- [REQUIREMENT] Copy the records below exactly, leaving out any pictures.

- [DATA TO USE]
· · · ·
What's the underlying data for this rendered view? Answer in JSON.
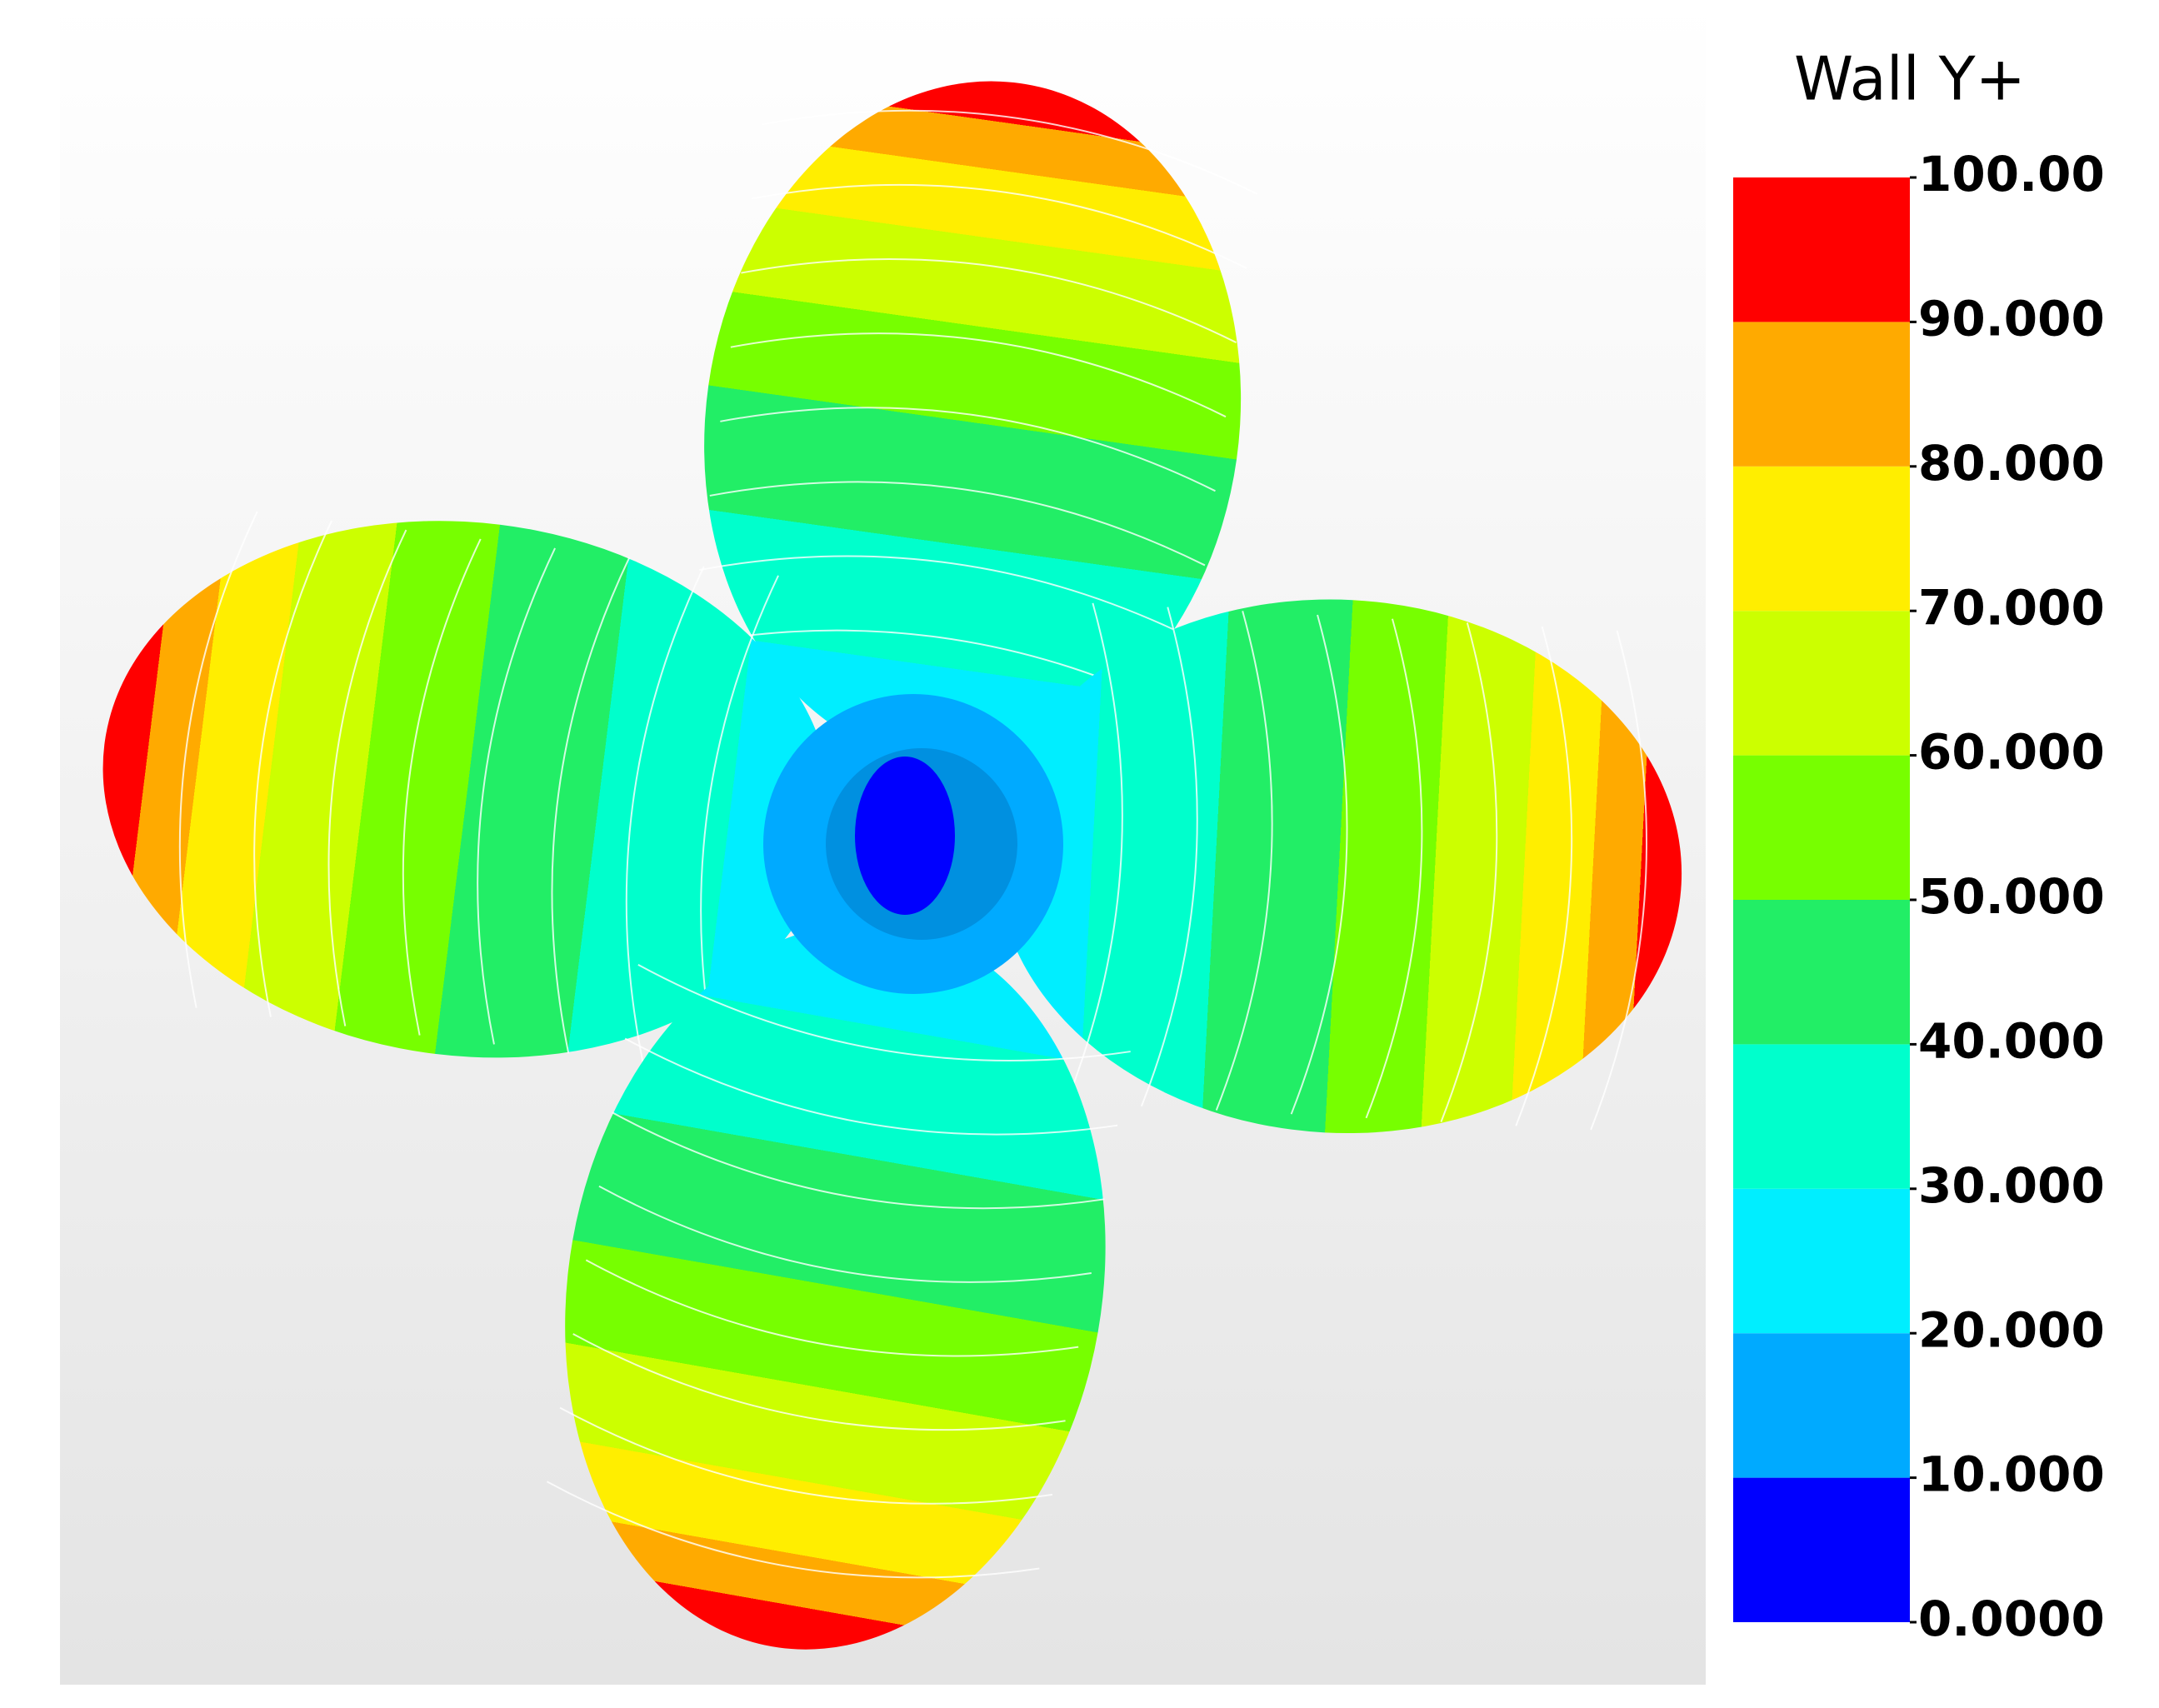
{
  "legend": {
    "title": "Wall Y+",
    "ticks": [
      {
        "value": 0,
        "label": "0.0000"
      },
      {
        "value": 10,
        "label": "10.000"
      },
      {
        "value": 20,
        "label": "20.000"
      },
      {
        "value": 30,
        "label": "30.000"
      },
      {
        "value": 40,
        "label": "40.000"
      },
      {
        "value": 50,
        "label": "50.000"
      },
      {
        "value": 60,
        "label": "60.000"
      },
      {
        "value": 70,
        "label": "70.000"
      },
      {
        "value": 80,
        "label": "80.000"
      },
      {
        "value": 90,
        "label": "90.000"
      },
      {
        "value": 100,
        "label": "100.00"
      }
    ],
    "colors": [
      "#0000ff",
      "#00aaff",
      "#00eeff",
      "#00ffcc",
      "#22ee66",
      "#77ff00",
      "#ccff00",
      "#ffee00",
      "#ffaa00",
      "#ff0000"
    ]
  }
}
· · · ·
- [WRITTEN RESPONSE]
What's the underlying data for this rendered view? Answer in JSON.
{
  "legend": {
    "title": "Wall Y+",
    "ticks": [
      {
        "value": 0,
        "label": "0.0000"
      },
      {
        "value": 10,
        "label": "10.000"
      },
      {
        "value": 20,
        "label": "20.000"
      },
      {
        "value": 30,
        "label": "30.000"
      },
      {
        "value": 40,
        "label": "40.000"
      },
      {
        "value": 50,
        "label": "50.000"
      },
      {
        "value": 60,
        "label": "60.000"
      },
      {
        "value": 70,
        "label": "70.000"
      },
      {
        "value": 80,
        "label": "80.000"
      },
      {
        "value": 90,
        "label": "90.000"
      },
      {
        "value": 100,
        "label": "100.00"
      }
    ],
    "colors": [
      "#0000ff",
      "#00aaff",
      "#00eeff",
      "#00ffcc",
      "#22ee66",
      "#77ff00",
      "#ccff00",
      "#ffee00",
      "#ffaa00",
      "#ff0000"
    ]
  }
}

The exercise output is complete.